Task to carry out
Using the listing below, give the number of lines where "supply" appears, and nothing else.

Stored records

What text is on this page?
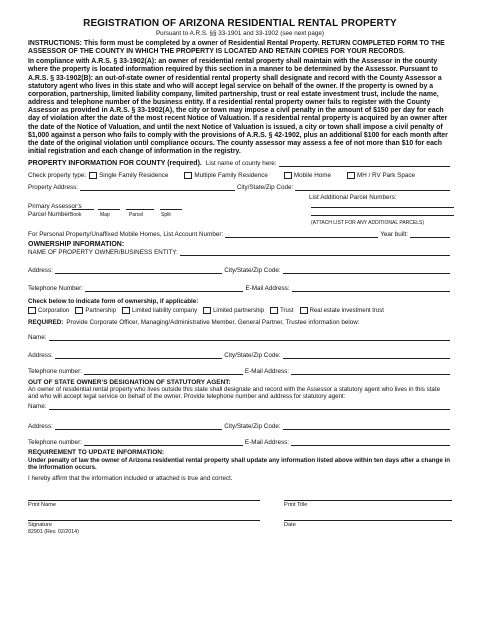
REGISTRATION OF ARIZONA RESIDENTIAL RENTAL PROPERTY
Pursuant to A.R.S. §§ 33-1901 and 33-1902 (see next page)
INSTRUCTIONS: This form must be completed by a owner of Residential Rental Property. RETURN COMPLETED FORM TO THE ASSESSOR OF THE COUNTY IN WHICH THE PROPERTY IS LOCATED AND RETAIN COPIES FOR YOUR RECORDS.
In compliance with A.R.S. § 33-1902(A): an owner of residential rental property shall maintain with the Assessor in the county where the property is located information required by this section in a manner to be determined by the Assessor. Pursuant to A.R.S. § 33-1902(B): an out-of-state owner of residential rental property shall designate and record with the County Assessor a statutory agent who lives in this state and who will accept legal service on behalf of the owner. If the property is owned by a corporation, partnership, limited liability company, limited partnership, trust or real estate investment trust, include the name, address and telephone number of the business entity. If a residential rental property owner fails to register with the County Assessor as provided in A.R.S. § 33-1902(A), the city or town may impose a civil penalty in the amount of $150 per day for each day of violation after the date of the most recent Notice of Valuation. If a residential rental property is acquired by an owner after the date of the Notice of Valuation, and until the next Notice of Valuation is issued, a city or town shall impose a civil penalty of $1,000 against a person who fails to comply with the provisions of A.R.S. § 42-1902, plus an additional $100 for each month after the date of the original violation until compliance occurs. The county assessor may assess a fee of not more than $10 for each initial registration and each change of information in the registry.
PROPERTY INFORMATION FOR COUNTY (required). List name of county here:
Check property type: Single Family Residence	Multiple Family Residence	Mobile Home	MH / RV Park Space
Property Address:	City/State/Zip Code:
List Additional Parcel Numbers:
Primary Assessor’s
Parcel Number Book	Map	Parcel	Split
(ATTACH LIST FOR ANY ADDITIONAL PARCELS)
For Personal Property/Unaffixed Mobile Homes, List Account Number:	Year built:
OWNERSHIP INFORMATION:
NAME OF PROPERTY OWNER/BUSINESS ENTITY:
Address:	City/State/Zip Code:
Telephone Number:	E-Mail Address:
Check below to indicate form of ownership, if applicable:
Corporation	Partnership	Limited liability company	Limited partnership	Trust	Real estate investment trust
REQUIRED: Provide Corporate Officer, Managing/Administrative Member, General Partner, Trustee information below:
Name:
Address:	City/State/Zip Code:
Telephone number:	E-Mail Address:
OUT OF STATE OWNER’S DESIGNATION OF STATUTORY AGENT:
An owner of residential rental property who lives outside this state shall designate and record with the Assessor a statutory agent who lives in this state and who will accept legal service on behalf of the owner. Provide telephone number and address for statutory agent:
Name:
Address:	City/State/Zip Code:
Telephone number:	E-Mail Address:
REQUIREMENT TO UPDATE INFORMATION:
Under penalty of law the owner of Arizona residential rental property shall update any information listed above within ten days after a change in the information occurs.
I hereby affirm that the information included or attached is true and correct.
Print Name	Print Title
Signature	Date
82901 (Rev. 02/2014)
==
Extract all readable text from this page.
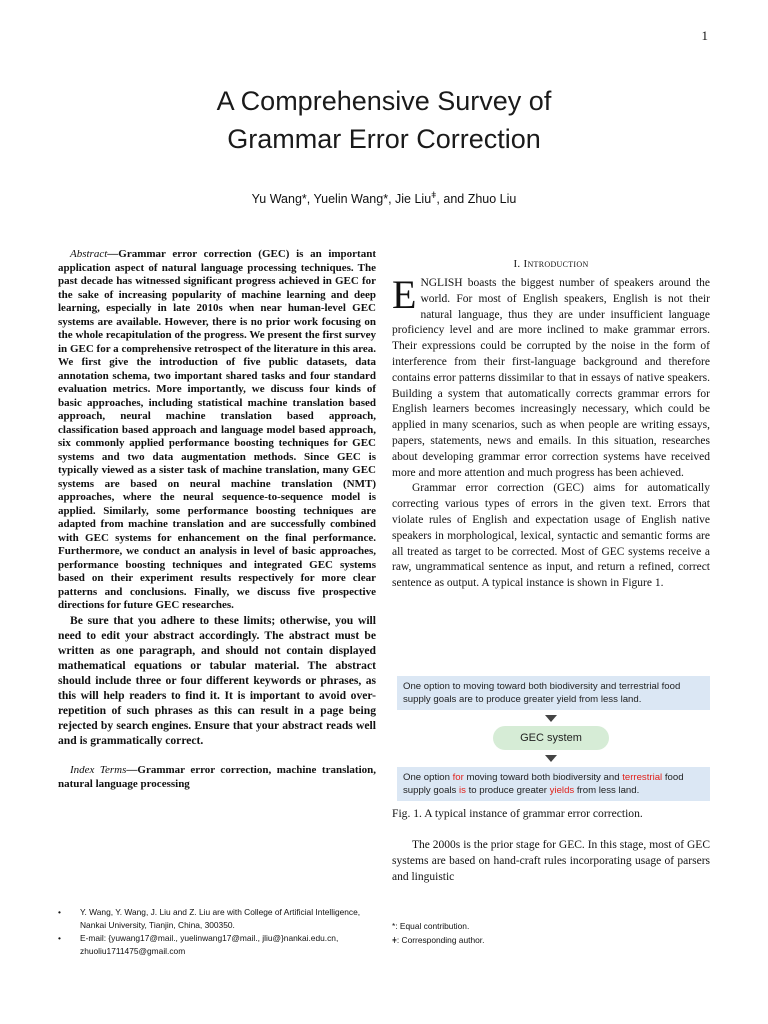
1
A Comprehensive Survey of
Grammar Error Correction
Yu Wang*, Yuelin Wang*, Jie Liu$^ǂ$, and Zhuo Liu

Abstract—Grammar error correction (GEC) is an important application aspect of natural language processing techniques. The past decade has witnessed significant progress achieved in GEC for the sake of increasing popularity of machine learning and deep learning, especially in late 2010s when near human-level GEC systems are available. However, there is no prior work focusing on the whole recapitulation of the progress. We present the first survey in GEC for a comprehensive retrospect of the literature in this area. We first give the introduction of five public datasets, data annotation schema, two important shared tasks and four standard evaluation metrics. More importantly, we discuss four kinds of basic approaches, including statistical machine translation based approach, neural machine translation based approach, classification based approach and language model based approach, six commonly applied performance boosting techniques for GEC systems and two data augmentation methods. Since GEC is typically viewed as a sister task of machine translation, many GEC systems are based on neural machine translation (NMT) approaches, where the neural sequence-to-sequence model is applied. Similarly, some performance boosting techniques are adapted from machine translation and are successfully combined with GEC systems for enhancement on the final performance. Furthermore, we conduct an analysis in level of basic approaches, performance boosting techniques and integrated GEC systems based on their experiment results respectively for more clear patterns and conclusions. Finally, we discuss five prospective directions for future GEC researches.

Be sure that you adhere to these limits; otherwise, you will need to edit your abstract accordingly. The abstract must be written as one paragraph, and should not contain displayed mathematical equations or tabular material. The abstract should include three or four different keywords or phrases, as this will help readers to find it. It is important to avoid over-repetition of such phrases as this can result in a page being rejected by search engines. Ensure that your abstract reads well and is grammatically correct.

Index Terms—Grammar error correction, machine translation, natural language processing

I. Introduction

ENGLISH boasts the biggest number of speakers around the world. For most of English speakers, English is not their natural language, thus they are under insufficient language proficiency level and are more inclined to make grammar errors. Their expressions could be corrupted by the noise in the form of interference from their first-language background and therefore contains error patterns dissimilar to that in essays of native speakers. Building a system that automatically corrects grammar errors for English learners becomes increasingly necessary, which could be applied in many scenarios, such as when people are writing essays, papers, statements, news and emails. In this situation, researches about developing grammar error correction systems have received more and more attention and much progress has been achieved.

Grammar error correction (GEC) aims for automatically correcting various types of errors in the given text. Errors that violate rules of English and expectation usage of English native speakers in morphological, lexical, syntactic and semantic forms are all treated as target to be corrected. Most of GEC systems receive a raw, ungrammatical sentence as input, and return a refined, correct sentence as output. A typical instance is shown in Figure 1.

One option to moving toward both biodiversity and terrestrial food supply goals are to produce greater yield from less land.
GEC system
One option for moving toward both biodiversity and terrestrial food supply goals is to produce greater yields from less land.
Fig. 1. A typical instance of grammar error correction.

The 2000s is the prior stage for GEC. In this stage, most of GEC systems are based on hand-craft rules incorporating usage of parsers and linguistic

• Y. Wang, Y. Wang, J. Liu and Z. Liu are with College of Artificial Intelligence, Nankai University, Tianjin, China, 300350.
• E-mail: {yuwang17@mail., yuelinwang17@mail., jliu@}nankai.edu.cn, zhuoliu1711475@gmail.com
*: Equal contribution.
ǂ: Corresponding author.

Answer to this exercise
2